* DATA TO EXAMINE *

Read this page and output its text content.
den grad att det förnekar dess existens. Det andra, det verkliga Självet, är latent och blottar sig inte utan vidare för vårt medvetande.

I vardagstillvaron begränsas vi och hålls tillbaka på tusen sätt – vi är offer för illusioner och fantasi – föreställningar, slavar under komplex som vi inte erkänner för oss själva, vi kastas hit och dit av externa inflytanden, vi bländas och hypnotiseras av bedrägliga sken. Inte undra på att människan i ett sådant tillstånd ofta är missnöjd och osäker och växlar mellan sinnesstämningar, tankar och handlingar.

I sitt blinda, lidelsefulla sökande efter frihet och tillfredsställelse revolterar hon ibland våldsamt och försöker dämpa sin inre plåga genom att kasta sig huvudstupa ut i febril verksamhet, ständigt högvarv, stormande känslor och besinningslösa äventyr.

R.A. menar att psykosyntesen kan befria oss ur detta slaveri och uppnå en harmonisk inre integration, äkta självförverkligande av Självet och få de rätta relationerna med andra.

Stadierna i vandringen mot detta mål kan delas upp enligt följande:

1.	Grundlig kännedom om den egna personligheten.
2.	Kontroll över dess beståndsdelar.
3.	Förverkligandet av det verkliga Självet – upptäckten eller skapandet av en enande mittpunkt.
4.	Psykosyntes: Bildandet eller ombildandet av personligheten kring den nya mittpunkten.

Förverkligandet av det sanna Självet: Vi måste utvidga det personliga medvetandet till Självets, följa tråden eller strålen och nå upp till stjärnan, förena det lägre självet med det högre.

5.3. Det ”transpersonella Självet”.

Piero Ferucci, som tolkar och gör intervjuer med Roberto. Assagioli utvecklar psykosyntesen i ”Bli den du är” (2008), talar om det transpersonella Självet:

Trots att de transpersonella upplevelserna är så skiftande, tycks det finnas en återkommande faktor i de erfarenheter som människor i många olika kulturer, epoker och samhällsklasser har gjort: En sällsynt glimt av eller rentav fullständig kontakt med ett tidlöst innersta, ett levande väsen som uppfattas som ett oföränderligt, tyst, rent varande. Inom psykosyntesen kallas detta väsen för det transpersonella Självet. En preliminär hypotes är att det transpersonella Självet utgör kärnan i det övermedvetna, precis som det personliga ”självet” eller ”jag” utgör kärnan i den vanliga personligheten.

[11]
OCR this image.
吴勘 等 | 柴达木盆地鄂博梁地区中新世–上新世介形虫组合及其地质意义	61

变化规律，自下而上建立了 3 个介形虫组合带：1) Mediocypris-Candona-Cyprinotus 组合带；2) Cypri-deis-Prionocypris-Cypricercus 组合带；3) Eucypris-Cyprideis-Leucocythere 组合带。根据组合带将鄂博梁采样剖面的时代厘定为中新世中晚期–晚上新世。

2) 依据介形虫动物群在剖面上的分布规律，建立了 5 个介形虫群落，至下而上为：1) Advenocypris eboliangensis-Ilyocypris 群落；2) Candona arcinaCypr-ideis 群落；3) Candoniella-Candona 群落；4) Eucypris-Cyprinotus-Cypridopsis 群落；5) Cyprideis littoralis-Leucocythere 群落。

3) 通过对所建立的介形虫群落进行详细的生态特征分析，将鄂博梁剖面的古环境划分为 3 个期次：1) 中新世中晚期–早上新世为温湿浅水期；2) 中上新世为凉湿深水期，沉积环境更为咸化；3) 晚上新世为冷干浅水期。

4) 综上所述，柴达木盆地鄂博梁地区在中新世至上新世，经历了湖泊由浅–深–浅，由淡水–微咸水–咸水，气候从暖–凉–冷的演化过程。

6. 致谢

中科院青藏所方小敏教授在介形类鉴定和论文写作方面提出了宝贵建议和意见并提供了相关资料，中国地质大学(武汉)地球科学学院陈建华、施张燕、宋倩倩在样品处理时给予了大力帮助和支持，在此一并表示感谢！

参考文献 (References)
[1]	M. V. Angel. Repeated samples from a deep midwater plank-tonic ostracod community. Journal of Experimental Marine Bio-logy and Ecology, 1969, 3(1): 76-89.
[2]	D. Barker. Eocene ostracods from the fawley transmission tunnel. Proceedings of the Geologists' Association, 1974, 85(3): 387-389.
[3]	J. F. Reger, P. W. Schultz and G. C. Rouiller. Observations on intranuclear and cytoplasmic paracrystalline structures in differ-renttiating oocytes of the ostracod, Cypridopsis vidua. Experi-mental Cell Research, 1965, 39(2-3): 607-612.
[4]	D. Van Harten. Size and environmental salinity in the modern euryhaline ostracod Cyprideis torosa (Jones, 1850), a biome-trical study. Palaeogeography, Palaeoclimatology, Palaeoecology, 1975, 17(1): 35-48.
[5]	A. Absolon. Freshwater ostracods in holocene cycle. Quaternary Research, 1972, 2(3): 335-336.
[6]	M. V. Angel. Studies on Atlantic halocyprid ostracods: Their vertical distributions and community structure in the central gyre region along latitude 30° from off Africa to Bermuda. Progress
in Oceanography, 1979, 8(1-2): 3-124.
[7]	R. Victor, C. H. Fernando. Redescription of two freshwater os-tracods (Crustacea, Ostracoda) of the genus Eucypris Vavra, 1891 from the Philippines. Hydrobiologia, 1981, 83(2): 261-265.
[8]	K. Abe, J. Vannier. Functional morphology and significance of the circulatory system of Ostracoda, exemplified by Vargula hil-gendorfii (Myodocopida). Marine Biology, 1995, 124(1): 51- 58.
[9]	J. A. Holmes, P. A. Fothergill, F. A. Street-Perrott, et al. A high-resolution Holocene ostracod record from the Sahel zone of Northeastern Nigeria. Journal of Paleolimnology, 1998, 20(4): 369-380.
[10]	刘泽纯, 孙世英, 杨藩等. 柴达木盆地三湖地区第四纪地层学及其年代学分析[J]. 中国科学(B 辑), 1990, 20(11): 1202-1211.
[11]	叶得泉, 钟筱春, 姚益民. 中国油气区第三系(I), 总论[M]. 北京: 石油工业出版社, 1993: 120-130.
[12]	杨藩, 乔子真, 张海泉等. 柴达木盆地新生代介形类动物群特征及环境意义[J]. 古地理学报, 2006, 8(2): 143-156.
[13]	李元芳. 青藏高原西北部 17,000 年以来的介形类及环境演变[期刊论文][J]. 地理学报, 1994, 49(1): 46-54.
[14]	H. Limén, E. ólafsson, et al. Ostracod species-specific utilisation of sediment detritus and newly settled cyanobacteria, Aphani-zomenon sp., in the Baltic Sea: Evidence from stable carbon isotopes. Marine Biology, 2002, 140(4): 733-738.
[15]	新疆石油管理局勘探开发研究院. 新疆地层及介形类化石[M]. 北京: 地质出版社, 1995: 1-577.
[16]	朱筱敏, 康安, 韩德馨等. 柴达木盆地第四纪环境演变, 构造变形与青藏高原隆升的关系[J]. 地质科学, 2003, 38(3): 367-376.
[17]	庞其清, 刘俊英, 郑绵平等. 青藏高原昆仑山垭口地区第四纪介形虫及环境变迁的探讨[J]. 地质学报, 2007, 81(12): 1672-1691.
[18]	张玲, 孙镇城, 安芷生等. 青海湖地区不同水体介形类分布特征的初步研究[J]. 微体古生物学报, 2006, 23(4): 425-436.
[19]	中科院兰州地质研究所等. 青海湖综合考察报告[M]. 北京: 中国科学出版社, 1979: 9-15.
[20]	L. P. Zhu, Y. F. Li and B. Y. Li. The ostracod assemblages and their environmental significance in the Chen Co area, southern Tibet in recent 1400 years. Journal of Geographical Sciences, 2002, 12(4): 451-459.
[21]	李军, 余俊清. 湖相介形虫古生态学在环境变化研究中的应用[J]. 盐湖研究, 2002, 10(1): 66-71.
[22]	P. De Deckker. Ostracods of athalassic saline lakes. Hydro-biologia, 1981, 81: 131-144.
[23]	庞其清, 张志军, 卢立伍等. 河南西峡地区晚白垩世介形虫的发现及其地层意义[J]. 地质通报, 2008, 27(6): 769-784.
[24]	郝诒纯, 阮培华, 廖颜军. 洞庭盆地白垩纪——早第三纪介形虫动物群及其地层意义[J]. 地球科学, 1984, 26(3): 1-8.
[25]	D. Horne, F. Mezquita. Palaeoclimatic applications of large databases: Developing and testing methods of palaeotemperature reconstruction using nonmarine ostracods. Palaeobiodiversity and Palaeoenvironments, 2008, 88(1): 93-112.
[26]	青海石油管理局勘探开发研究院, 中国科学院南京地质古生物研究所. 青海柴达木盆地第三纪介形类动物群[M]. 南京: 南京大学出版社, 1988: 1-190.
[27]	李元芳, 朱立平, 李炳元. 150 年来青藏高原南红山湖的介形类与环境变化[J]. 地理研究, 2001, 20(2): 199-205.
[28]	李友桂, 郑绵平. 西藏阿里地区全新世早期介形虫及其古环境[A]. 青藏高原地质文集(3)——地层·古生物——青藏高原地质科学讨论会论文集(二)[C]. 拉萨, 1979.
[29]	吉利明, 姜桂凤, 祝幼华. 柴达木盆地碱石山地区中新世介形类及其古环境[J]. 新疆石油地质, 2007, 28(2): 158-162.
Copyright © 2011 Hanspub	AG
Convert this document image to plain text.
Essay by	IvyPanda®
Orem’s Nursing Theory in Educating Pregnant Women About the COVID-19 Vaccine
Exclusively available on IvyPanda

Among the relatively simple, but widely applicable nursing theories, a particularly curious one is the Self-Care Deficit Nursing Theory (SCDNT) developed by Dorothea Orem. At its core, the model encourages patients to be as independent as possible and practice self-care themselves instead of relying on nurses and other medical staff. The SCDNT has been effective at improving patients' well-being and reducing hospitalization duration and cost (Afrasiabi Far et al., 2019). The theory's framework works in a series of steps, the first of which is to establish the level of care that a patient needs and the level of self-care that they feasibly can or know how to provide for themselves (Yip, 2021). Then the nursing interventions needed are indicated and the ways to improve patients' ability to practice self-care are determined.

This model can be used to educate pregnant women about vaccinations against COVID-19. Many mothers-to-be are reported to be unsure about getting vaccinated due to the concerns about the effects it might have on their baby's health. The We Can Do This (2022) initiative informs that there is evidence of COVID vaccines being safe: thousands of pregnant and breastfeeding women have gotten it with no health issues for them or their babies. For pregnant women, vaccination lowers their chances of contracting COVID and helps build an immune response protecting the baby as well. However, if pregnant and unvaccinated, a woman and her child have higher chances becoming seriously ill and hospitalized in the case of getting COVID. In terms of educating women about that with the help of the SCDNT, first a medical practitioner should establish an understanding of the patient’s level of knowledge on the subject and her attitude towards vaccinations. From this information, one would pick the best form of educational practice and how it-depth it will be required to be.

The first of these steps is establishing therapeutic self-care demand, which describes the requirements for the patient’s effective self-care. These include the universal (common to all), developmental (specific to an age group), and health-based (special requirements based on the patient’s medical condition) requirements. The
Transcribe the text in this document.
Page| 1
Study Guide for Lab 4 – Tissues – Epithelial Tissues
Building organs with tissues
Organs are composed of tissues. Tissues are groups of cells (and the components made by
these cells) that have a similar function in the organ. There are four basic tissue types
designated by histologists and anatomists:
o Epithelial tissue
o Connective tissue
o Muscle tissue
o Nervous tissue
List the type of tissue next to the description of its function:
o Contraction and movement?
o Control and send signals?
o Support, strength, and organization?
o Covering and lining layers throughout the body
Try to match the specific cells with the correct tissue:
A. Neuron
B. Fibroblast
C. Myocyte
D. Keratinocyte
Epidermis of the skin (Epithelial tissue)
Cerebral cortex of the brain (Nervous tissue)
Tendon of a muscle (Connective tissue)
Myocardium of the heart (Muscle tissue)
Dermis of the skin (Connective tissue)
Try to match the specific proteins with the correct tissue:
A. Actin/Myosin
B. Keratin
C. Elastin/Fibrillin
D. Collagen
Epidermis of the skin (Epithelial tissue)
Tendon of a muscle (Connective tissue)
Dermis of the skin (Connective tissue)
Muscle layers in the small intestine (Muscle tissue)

* TASK DESCRIPTION *
Find "Transcribe the text in this document." in the records. Copy its line and every line after it, exactly, through the last one.

* OUTPUT FOR THIS TASK *
Transcribe the text in this document.
Page| 1
Study Guide for Lab 4 – Tissues – Epithelial Tissues
Building organs with tissues
Organs are composed of tissues. Tissues are groups of cells (and the components made by
these cells) that have a similar function in the organ. There are four basic tissue types
designated by histologists and anatomists:
o Epithelial tissue
o Connective tissue
o Muscle tissue
o Nervous tissue
List the type of tissue next to the description of its function:
o Contraction and movement?
o Control and send signals?
o Support, strength, and organization?
o Covering and lining layers throughout the body
Try to match the specific cells with the correct tissue:
A. Neuron
B. Fibroblast
C. Myocyte
D. Keratinocyte
Epidermis of the skin (Epithelial tissue)
Cerebral cortex of the brain (Nervous tissue)
Tendon of a muscle (Connective tissue)
Myocardium of the heart (Muscle tissue)
Dermis of the skin (Connective tissue)
Try to match the specific proteins with the correct tissue:
A. Actin/Myosin
B. Keratin
C. Elastin/Fibrillin
D. Collagen
Epidermis of the skin (Epithelial tissue)
Tendon of a muscle (Connective tissue)
Dermis of the skin (Connective tissue)
Muscle layers in the small intestine (Muscle tissue)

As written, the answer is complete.